*SET PROBLEM*. Make an exact copy of all the material below, apart from the pictures.

*RECORD LIST*.
--- START ---

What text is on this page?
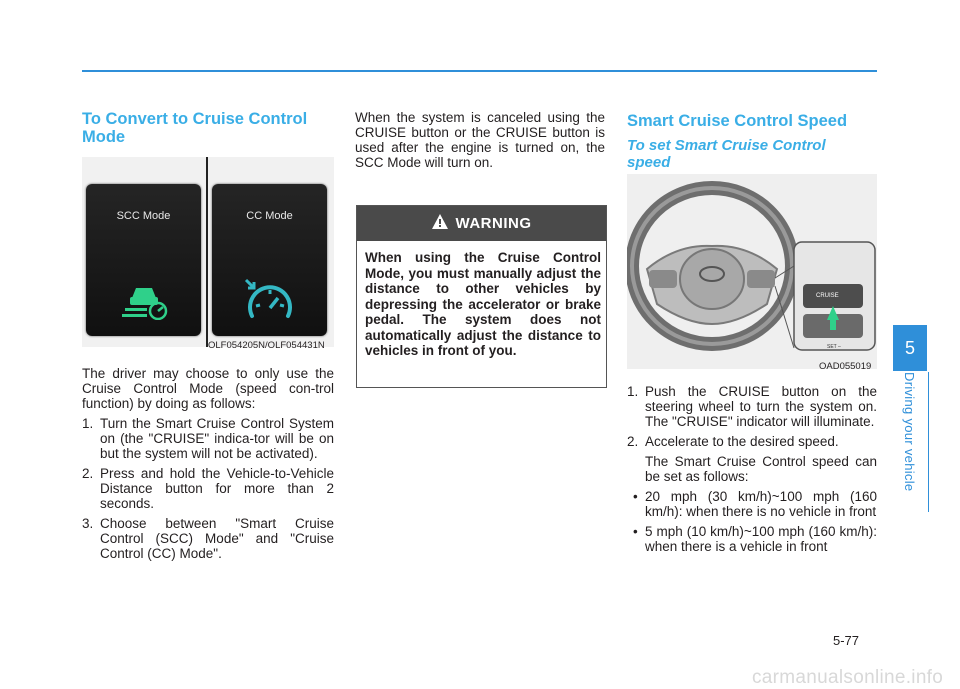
To Convert to Cruise Control Mode
SCC Mode	CC Mode
OLF054205N/OLF054431N

The driver may choose to only use the Cruise Control Mode (speed con-trol function) by doing as follows:

1. Turn the Smart Cruise Control System on (the "CRUISE" indica-tor will be on but the system will not be activated).
2. Press and hold the Vehicle-to-Vehicle Distance button for more than 2 seconds.
3. Choose between "Smart Cruise Control (SCC) Mode" and "Cruise Control (CC) Mode".

When the system is canceled using the CRUISE button or the CRUISE button is used after the engine is turned on, the SCC Mode will turn on.

WARNING
When using the Cruise Control Mode, you must manually adjust the distance to other vehicles by depressing the accelerator or brake pedal. The system does not automatically adjust the distance to vehicles in front of you.
Smart Cruise Control Speed
To set Smart Cruise Control speed
CRUISE
SET –
OAD055019
1. Push the CRUISE button on the steering wheel to turn the system on. The "CRUISE" indicator will illuminate.
2. Accelerate to the desired speed.

The Smart Cruise Control speed can be set as follows:

• 20 mph (30 km/h)~100 mph (160 km/h): when there is no vehicle in front
• 5 mph (10 km/h)~100 mph (160 km/h): when there is a vehicle in front
5
Driving your vehicle
5-77
carmanualsonline.info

--- END ---

*COMPLETE RESPONSE*.
What text is on this page?
To Convert to Cruise Control Mode
SCC Mode	CC Mode
OLF054205N/OLF054431N

The driver may choose to only use the Cruise Control Mode (speed con-trol function) by doing as follows:

1. Turn the Smart Cruise Control System on (the "CRUISE" indica-tor will be on but the system will not be activated).
2. Press and hold the Vehicle-to-Vehicle Distance button for more than 2 seconds.
3. Choose between "Smart Cruise Control (SCC) Mode" and "Cruise Control (CC) Mode".

When the system is canceled using the CRUISE button or the CRUISE button is used after the engine is turned on, the SCC Mode will turn on.

WARNING
When using the Cruise Control Mode, you must manually adjust the distance to other vehicles by depressing the accelerator or brake pedal. The system does not automatically adjust the distance to vehicles in front of you.
Smart Cruise Control Speed
To set Smart Cruise Control speed
CRUISE
SET –
OAD055019
1. Push the CRUISE button on the steering wheel to turn the system on. The "CRUISE" indicator will illuminate.
2. Accelerate to the desired speed.

The Smart Cruise Control speed can be set as follows:

• 20 mph (30 km/h)~100 mph (160 km/h): when there is no vehicle in front
• 5 mph (10 km/h)~100 mph (160 km/h): when there is a vehicle in front
5
Driving your vehicle
5-77
carmanualsonline.info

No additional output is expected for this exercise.